--- START OF PROVIDED ENTRIES ---
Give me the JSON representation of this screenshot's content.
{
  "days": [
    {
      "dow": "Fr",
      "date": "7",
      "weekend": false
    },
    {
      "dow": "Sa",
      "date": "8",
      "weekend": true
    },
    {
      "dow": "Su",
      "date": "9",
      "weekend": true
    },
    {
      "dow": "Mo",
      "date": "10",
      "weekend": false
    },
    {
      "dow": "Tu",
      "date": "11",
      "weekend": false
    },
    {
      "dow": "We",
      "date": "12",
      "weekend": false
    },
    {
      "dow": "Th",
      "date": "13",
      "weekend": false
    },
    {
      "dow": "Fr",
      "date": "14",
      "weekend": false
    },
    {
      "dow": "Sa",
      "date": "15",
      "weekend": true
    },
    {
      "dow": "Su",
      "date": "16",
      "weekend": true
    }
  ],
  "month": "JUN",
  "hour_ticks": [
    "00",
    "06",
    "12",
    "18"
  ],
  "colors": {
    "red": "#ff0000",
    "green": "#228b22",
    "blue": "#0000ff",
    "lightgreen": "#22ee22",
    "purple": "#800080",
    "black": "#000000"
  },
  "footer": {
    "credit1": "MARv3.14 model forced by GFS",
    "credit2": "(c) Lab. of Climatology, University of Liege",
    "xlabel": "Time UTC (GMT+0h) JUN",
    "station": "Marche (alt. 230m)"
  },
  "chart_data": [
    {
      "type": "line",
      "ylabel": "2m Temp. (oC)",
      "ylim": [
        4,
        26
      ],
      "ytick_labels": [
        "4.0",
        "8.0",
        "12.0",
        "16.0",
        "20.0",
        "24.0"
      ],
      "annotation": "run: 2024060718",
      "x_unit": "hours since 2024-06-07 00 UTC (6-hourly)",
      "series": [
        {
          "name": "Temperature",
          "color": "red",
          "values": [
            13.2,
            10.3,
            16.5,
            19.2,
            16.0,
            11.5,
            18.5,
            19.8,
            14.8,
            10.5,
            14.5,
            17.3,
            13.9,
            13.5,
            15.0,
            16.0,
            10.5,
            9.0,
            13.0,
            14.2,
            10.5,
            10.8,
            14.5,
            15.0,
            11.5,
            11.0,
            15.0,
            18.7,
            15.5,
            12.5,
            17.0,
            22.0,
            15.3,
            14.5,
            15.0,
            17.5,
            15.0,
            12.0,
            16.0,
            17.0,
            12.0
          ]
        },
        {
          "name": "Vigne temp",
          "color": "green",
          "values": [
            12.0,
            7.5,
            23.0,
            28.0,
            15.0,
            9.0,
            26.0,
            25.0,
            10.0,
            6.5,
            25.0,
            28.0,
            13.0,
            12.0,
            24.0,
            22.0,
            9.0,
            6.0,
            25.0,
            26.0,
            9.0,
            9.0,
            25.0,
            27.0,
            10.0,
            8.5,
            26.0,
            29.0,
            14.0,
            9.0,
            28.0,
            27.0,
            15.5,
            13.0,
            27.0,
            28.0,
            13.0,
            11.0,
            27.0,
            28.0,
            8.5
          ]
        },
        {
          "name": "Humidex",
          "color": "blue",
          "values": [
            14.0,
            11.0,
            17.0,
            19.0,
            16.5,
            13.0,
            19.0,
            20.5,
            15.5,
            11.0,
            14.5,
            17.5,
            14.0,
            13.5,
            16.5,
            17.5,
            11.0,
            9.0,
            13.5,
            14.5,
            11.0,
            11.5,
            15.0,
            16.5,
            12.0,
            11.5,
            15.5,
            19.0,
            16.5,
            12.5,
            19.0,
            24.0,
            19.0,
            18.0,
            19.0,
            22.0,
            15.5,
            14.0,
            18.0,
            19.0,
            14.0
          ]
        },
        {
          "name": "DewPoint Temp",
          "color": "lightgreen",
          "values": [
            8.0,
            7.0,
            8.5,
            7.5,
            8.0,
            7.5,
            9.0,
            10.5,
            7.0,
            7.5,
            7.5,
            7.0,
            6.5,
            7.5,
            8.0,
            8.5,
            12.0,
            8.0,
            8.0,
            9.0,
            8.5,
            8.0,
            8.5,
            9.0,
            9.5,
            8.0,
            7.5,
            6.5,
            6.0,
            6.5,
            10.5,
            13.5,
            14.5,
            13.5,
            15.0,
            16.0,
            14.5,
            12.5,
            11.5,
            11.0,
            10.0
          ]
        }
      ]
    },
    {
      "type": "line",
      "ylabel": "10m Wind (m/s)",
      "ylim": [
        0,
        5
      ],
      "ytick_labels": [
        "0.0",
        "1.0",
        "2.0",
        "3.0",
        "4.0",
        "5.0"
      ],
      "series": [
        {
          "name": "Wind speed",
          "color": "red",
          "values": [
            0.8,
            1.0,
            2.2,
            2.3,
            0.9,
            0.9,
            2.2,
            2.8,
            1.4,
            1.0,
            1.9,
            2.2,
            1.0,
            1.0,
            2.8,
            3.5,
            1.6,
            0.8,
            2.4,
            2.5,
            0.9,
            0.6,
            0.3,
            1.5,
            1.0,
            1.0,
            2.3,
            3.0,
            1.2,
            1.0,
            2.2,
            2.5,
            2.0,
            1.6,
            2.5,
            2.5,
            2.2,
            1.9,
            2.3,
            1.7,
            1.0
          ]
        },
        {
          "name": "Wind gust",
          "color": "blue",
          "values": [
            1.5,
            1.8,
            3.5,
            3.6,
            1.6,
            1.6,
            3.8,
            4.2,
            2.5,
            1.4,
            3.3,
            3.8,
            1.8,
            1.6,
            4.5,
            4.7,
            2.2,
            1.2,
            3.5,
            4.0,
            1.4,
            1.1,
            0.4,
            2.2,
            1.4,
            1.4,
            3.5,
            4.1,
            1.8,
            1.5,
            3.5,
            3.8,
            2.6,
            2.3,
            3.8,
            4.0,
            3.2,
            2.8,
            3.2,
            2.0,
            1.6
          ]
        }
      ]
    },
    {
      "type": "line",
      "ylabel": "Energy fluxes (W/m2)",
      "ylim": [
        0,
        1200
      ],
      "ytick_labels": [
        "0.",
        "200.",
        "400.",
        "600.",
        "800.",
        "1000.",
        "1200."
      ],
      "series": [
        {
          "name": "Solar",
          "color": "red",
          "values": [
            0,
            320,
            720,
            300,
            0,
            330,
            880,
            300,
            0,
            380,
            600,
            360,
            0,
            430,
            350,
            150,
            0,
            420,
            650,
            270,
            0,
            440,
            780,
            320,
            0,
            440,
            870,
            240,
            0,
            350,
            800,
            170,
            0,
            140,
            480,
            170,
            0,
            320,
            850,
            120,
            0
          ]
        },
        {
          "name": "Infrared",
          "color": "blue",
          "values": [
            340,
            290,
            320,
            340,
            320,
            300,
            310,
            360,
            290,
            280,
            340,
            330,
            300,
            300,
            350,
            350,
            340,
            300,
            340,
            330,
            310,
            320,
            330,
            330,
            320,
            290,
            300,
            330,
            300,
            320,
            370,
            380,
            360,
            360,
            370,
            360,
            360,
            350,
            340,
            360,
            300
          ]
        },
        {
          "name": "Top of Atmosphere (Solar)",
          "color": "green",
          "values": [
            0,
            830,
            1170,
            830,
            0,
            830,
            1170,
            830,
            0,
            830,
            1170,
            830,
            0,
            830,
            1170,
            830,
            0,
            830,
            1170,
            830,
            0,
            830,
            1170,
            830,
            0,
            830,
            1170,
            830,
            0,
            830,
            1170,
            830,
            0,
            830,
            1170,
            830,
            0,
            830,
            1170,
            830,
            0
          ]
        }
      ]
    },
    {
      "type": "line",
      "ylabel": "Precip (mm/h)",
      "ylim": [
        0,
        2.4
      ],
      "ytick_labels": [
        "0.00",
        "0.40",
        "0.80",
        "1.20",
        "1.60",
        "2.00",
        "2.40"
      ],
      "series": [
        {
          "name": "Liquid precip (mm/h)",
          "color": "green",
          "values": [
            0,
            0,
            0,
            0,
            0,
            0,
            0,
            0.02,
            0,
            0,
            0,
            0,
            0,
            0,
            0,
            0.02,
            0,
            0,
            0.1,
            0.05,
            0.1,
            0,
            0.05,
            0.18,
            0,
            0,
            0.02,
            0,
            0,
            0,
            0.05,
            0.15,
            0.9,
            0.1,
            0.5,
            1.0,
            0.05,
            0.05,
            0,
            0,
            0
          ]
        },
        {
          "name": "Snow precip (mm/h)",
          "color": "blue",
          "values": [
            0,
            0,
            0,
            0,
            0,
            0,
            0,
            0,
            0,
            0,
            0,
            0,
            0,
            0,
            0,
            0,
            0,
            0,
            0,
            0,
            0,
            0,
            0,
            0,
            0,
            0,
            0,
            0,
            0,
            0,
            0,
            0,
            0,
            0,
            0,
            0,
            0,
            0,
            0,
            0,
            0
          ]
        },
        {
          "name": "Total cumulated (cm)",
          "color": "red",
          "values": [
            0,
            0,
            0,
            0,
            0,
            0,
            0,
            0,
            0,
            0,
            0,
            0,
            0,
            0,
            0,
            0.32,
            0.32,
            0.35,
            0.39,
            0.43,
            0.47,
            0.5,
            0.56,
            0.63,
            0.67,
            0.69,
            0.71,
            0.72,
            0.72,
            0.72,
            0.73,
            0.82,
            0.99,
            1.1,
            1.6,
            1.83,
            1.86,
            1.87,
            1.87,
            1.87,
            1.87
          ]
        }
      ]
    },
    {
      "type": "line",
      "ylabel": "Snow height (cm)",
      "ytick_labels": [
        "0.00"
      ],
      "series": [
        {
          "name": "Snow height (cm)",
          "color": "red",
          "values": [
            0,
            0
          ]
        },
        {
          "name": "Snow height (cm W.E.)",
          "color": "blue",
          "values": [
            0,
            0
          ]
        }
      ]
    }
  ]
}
--- END OF PROVIDED ENTRIES ---
### STATED TASK
Find every line in the records above that holds the word "Snow", and copy each one.

### COMPLETED TASK
          "name": "Snow precip (mm/h)",
      "ylabel": "Snow height (cm)",
          "name": "Snow height (cm)",
          "name": "Snow height (cm W.E.)",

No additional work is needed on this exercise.